(Stored items from a collection)

+===+

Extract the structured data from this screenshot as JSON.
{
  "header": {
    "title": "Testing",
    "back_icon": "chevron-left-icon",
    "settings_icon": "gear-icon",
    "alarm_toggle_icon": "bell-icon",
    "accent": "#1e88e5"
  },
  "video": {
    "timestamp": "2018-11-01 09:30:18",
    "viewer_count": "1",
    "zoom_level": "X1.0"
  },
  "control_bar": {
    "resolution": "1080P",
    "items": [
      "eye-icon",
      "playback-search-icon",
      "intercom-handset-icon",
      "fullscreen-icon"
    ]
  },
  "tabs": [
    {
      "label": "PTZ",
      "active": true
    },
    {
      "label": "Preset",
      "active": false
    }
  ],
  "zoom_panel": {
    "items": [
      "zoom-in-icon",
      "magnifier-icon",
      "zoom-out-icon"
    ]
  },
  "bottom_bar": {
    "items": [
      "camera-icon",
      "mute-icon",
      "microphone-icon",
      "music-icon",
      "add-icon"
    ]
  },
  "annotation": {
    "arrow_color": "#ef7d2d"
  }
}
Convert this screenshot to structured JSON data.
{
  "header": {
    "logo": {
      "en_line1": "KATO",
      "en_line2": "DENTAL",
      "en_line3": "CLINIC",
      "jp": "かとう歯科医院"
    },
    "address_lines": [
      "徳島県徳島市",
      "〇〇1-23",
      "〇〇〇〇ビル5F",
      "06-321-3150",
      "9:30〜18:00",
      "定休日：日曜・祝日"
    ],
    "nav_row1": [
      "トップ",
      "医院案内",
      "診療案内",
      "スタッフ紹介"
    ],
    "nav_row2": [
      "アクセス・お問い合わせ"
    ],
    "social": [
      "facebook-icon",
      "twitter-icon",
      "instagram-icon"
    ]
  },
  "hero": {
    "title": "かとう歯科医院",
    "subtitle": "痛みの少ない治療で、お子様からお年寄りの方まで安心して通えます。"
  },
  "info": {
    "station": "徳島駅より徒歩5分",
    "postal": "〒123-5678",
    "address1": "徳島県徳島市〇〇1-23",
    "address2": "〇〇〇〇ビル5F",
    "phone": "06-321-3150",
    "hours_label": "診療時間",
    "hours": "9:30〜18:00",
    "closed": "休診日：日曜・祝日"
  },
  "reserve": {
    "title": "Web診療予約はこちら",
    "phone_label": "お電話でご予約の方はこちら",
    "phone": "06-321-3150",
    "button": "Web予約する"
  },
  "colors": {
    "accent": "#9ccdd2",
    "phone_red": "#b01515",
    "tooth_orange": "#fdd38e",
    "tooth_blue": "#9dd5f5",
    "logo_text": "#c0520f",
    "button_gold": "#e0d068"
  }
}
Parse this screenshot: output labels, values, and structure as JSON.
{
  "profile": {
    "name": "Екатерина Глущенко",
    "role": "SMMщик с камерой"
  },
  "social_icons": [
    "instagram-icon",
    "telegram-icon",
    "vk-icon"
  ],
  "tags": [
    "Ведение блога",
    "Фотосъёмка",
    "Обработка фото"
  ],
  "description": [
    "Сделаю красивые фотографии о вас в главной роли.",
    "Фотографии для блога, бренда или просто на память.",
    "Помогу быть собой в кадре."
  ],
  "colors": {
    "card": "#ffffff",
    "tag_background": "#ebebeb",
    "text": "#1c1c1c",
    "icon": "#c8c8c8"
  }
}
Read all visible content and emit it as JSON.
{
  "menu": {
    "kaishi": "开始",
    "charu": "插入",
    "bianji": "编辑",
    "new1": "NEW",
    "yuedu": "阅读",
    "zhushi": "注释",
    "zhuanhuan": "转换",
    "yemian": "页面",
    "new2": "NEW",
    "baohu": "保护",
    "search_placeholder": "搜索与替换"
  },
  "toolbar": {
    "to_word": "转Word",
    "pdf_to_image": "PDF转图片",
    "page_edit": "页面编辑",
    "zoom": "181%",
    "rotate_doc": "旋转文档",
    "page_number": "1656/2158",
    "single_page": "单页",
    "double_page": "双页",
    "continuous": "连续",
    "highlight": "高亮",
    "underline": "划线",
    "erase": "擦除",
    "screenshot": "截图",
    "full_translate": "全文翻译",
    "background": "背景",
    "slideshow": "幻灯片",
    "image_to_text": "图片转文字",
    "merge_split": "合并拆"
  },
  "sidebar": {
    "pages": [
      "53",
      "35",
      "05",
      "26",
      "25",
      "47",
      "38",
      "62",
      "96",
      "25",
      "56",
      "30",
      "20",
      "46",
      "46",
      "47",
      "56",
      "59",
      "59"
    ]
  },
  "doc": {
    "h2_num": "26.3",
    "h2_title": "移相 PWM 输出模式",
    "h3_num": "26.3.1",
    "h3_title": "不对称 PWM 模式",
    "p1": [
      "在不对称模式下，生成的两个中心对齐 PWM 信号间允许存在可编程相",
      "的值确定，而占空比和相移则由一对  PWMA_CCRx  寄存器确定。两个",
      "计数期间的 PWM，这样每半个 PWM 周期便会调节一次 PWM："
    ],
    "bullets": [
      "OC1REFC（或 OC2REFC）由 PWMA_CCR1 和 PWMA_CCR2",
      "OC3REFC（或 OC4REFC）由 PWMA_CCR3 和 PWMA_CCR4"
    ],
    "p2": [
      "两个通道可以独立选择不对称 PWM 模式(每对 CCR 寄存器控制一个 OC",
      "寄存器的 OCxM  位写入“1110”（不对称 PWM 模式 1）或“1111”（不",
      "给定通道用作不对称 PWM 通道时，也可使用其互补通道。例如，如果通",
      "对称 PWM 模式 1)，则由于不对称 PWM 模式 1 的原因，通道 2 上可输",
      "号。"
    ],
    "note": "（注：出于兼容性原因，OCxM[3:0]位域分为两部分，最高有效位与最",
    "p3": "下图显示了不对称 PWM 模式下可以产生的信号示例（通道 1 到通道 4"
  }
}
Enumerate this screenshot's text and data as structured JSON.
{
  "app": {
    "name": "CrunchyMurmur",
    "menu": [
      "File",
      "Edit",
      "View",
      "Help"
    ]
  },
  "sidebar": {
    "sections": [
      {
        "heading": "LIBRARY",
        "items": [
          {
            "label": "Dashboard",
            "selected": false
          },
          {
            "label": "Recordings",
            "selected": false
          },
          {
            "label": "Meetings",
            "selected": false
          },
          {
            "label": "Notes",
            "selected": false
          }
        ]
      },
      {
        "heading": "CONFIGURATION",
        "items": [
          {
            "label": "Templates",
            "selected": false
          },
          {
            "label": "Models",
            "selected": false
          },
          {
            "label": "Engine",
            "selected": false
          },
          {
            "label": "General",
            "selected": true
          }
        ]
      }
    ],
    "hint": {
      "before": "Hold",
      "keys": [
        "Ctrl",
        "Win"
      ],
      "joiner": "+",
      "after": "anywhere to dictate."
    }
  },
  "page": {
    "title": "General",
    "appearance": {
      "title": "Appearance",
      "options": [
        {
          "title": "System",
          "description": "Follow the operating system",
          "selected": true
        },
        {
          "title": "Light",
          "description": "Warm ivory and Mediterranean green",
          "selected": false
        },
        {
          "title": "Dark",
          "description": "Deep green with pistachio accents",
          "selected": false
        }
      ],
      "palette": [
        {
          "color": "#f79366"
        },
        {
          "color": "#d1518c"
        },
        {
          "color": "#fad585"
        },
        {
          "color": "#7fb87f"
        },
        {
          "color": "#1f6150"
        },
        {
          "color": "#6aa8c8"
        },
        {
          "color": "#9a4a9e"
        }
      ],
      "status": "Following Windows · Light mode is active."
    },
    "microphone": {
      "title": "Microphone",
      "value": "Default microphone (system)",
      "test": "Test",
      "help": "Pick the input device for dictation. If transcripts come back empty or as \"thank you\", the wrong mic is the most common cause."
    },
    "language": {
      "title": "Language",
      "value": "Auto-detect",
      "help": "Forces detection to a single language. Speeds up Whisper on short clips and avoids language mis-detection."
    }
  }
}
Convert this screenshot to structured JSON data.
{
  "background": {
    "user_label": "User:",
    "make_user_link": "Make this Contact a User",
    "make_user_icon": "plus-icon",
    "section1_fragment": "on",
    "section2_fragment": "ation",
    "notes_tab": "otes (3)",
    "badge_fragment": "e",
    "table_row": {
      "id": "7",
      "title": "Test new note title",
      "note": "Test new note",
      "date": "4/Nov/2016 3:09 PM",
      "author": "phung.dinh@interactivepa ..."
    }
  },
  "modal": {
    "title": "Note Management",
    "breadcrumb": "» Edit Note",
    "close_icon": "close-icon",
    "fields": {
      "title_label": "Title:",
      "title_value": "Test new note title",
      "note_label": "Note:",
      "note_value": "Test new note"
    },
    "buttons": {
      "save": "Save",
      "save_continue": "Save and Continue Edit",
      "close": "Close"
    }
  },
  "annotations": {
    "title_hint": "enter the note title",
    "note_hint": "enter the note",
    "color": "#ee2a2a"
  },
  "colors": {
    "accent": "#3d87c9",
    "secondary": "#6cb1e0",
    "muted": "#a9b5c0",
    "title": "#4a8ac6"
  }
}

+===+

- **Prompt**: Pull every line containing the word "description" out of the material and copy it.

- **Exercise response**:
  "description": [
          "description": "Follow the operating system",
          "description": "Warm ivory and Mediterranean green",
          "description": "Deep green with pistachio accents",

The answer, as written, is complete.